▸ **LISTED RECORDS**:
---------------

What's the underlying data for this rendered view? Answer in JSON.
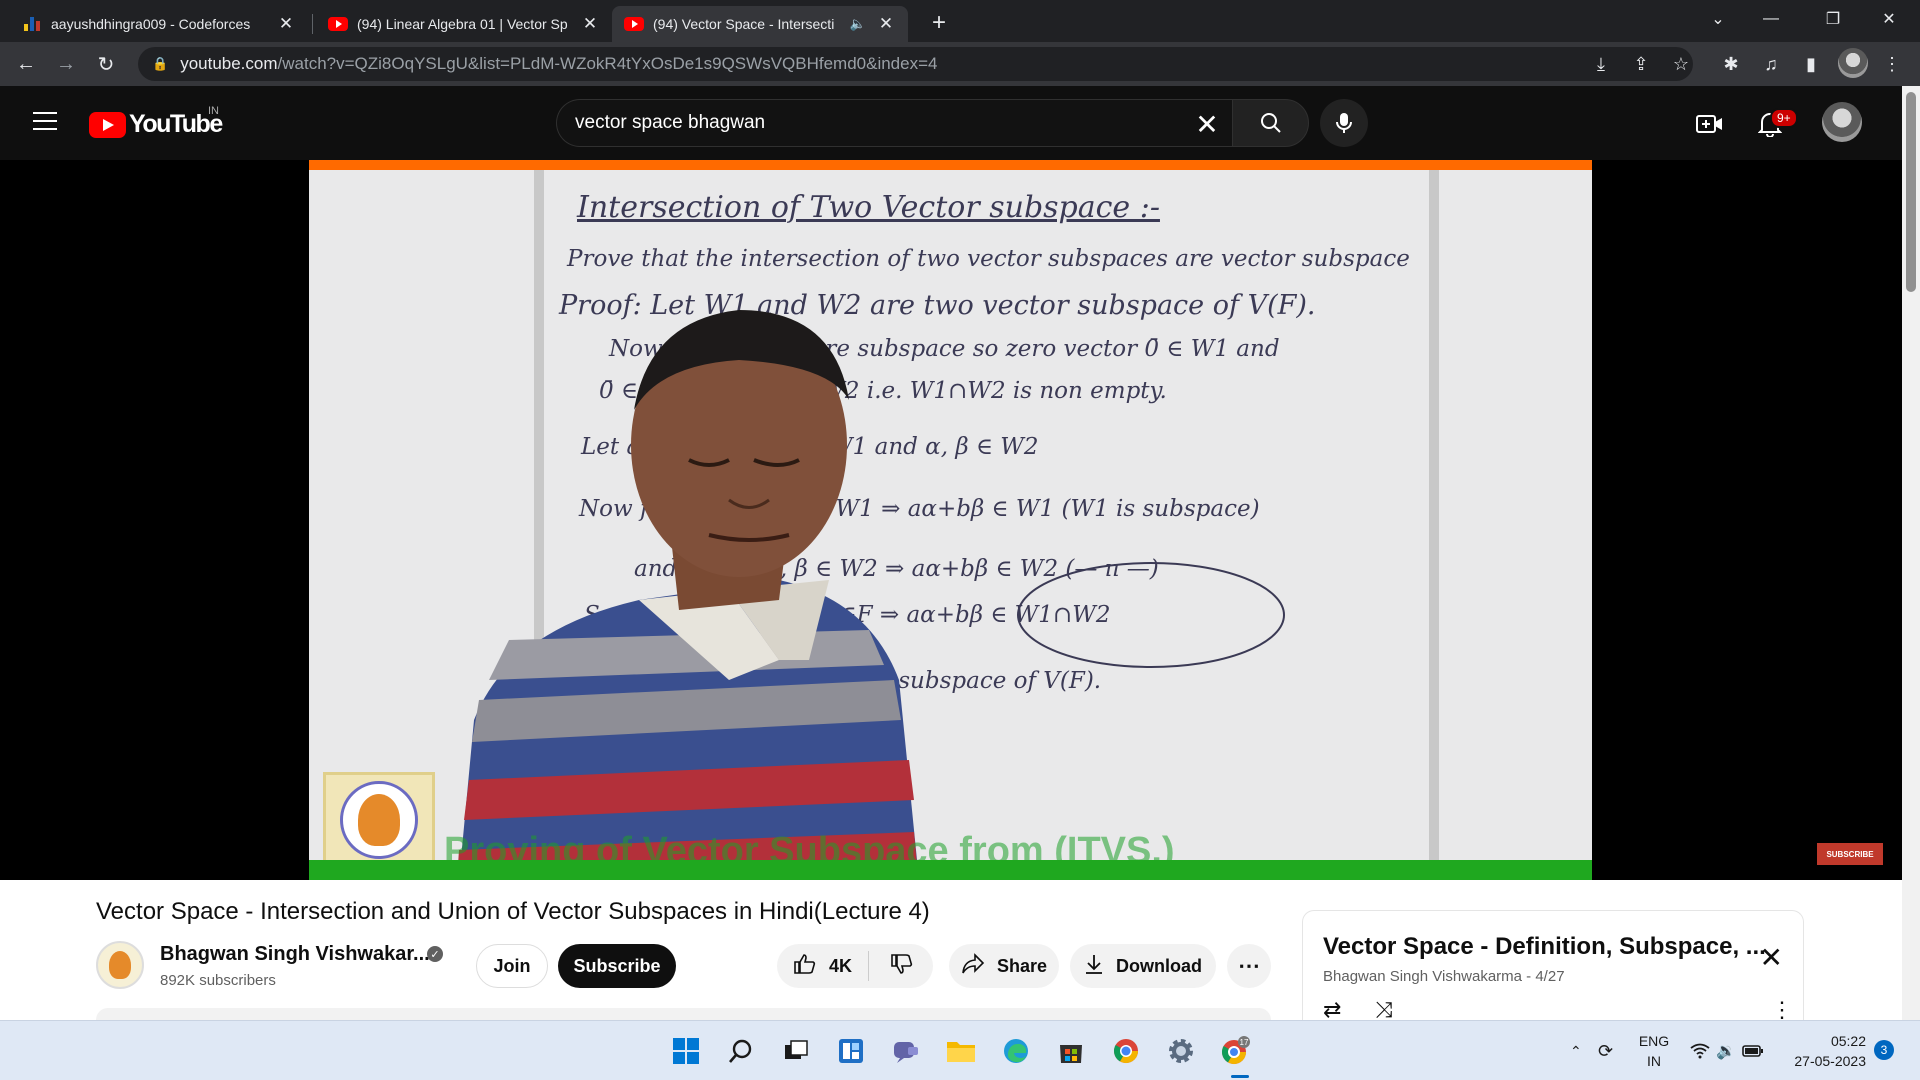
{
  "browser": {
    "tabs": [
      {
        "title": "aayushdhingra009 - Codeforces",
        "favicon": "codeforces-icon"
      },
      {
        "title": "(94) Linear Algebra 01 | Vector Sp",
        "favicon": "youtube-icon"
      },
      {
        "title": "(94) Vector Space - Intersecti",
        "favicon": "youtube-icon",
        "audio": "speaker-icon"
      }
    ],
    "new_tab": "+",
    "url_host": "youtube.com",
    "url_rest": "/watch?v=QZi8OqYSLgU&list=PLdM-WZokR4tYxOsDe1s9QSWsVQBHfemd0&index=4"
  },
  "youtube": {
    "logo_text": "YouTube",
    "country": "IN",
    "search_value": "vector space bhagwan",
    "notification_count": "9+"
  },
  "video": {
    "board_lines": [
      "Intersection of Two Vector subspace :-",
      "Prove that the intersection of two vector subspaces are vector subspace",
      "Proof: Let W1 and W2 are two vector subspace of V(F).",
      "Now W1 and W2 are subspace so zero vector 0̄ ∈ W1 and",
      "0̄ ∈ W2 ⇒ 0̄ ∈ W1∩W2   i.e. W1∩W2 is non empty.",
      "Let any α ... ⇒ α, β ∈ W1 and α, β ∈ W2",
      "Now for ... and α, β ∈ W1 ⇒ aα+bβ ∈ W1 (W1 is subspace)",
      "and ... and α, β ∈ W2 ⇒ aα+bβ ∈ W2 (— ıı —)",
      "So ... W1∩W2 and a,b∈F ⇒ aα+bβ ∈ W1∩W2",
      "... subspace of V(F)."
    ],
    "watermark": "Proving of Vector Subspace from (ITVS.)",
    "subscribe_badge": "SUBSCRIBE",
    "title": "Vector Space - Intersection and Union of Vector Subspaces in Hindi(Lecture 4)",
    "channel_name": "Bhagwan Singh Vishwakar...",
    "subscribers": "892K subscribers",
    "join_label": "Join",
    "subscribe_label": "Subscribe",
    "likes": "4K",
    "share_label": "Share",
    "download_label": "Download"
  },
  "playlist": {
    "title": "Vector Space - Definition, Subspace, ...",
    "subtitle": "Bhagwan Singh Vishwakarma - 4/27"
  },
  "taskbar": {
    "lang_top": "ENG",
    "lang_bottom": "IN",
    "time": "05:22",
    "date": "27-05-2023",
    "notif_count": "3",
    "chrome_badge": "17"
  },
  "colors": {
    "yt_red": "#ff0000",
    "header_bg": "#0f0f0f",
    "board_bg": "#e9e9ea",
    "orange_band": "#ff6a00",
    "green_band": "#1fa81f"
  }
}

---------------

▸ **STATED TASK**: Of the lines above, how many contain the word "icon"? Provide the number and nothing else.

▸ **RESPONSE BELOW**: 4